Repeat the material in full. Keep every line exactly as it is.
..............................
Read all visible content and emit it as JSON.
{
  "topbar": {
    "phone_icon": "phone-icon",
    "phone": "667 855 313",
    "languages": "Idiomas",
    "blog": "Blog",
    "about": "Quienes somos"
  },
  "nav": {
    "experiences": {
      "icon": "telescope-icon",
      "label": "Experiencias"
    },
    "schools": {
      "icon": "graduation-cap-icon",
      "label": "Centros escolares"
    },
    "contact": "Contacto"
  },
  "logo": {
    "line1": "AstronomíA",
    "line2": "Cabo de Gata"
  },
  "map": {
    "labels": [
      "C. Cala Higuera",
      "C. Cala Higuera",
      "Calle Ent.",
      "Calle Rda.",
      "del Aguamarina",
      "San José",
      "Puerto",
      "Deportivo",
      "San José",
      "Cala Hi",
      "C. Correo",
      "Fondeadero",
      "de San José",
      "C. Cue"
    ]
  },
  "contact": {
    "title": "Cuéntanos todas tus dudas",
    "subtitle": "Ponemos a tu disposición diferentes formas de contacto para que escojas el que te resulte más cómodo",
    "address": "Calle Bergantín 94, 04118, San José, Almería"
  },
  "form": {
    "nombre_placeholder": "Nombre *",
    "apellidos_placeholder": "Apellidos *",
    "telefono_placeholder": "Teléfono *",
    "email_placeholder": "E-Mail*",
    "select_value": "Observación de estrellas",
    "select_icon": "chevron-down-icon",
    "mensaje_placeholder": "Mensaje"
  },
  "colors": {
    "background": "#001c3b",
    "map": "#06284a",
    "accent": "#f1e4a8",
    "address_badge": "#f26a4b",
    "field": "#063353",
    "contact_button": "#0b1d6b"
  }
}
..............................
• [Output]
Read all visible content and emit it as JSON.
{
  "topbar": {
    "phone_icon": "phone-icon",
    "phone": "667 855 313",
    "languages": "Idiomas",
    "blog": "Blog",
    "about": "Quienes somos"
  },
  "nav": {
    "experiences": {
      "icon": "telescope-icon",
      "label": "Experiencias"
    },
    "schools": {
      "icon": "graduation-cap-icon",
      "label": "Centros escolares"
    },
    "contact": "Contacto"
  },
  "logo": {
    "line1": "AstronomíA",
    "line2": "Cabo de Gata"
  },
  "map": {
    "labels": [
      "C. Cala Higuera",
      "C. Cala Higuera",
      "Calle Ent.",
      "Calle Rda.",
      "del Aguamarina",
      "San José",
      "Puerto",
      "Deportivo",
      "San José",
      "Cala Hi",
      "C. Correo",
      "Fondeadero",
      "de San José",
      "C. Cue"
    ]
  },
  "contact": {
    "title": "Cuéntanos todas tus dudas",
    "subtitle": "Ponemos a tu disposición diferentes formas de contacto para que escojas el que te resulte más cómodo",
    "address": "Calle Bergantín 94, 04118, San José, Almería"
  },
  "form": {
    "nombre_placeholder": "Nombre *",
    "apellidos_placeholder": "Apellidos *",
    "telefono_placeholder": "Teléfono *",
    "email_placeholder": "E-Mail*",
    "select_value": "Observación de estrellas",
    "select_icon": "chevron-down-icon",
    "mensaje_placeholder": "Mensaje"
  },
  "colors": {
    "background": "#001c3b",
    "map": "#06284a",
    "accent": "#f1e4a8",
    "address_badge": "#f26a4b",
    "field": "#063353",
    "contact_button": "#0b1d6b"
  }
}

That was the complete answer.